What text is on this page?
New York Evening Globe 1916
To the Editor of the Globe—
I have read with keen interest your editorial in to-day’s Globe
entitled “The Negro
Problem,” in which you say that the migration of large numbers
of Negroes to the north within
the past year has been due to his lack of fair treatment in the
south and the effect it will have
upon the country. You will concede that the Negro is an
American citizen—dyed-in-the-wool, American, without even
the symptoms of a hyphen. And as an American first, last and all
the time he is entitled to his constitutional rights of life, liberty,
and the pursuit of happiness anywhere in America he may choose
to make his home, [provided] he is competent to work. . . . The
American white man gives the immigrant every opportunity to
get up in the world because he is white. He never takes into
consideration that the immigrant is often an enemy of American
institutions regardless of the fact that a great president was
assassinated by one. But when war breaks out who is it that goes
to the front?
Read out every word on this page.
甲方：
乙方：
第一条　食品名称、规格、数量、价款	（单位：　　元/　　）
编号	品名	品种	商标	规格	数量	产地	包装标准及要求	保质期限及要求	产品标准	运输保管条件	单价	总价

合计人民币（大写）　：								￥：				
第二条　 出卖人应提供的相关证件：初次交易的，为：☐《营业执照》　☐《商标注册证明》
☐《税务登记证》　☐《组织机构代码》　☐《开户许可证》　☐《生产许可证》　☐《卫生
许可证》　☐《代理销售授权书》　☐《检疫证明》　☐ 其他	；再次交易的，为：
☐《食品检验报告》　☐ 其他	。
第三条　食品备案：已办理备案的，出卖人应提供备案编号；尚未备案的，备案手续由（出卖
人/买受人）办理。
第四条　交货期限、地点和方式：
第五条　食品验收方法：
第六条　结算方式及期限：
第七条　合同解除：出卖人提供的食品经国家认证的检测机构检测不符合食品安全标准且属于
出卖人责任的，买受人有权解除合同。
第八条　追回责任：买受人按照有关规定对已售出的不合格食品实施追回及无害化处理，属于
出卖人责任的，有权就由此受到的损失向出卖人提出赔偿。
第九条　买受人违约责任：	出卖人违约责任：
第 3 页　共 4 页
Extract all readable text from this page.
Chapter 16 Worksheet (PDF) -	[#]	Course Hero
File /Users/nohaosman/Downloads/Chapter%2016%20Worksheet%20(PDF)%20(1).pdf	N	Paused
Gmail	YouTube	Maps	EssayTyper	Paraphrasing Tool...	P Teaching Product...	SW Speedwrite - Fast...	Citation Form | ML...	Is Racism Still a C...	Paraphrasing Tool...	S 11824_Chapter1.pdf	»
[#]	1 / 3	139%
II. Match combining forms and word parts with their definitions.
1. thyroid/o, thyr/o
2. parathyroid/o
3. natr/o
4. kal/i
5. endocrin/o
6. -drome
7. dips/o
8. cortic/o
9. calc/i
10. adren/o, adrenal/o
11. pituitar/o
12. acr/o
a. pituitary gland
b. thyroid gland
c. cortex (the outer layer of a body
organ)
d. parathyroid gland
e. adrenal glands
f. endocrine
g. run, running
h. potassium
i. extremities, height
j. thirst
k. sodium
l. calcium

++++++++++++++++++++

» **Task to complete**
Go through the listing above and list every line that has the word "text".

» **The result**
What text is on this page?
Extract all readable text from this page.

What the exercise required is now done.